Description of the task: Return all of the lines below exactly as they are.

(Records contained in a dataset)
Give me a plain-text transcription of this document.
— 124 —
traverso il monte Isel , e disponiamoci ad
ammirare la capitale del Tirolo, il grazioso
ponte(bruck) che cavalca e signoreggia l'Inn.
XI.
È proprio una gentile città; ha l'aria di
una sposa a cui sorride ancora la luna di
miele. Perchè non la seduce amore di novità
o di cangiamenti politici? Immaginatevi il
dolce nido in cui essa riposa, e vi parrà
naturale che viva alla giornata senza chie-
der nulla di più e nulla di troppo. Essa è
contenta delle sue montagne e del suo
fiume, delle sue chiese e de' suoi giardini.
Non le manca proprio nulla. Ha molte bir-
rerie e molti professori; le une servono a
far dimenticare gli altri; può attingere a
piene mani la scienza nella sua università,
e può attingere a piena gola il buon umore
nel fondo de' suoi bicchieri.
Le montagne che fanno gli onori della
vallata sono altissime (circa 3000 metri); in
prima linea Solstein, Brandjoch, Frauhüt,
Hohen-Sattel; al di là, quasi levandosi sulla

Task result:
Give me a plain-text transcription of this document.
— 124 —
traverso il monte Isel , e disponiamoci ad
ammirare la capitale del Tirolo, il grazioso
ponte(bruck) che cavalca e signoreggia l'Inn.
XI.
È proprio una gentile città; ha l'aria di
una sposa a cui sorride ancora la luna di
miele. Perchè non la seduce amore di novità
o di cangiamenti politici? Immaginatevi il
dolce nido in cui essa riposa, e vi parrà
naturale che viva alla giornata senza chie-
der nulla di più e nulla di troppo. Essa è
contenta delle sue montagne e del suo
fiume, delle sue chiese e de' suoi giardini.
Non le manca proprio nulla. Ha molte bir-
rerie e molti professori; le une servono a
far dimenticare gli altri; può attingere a
piene mani la scienza nella sua università,
e può attingere a piena gola il buon umore
nel fondo de' suoi bicchieri.
Le montagne che fanno gli onori della
vallata sono altissime (circa 3000 metri); in
prima linea Solstein, Brandjoch, Frauhüt,
Hohen-Sattel; al di là, quasi levandosi sulla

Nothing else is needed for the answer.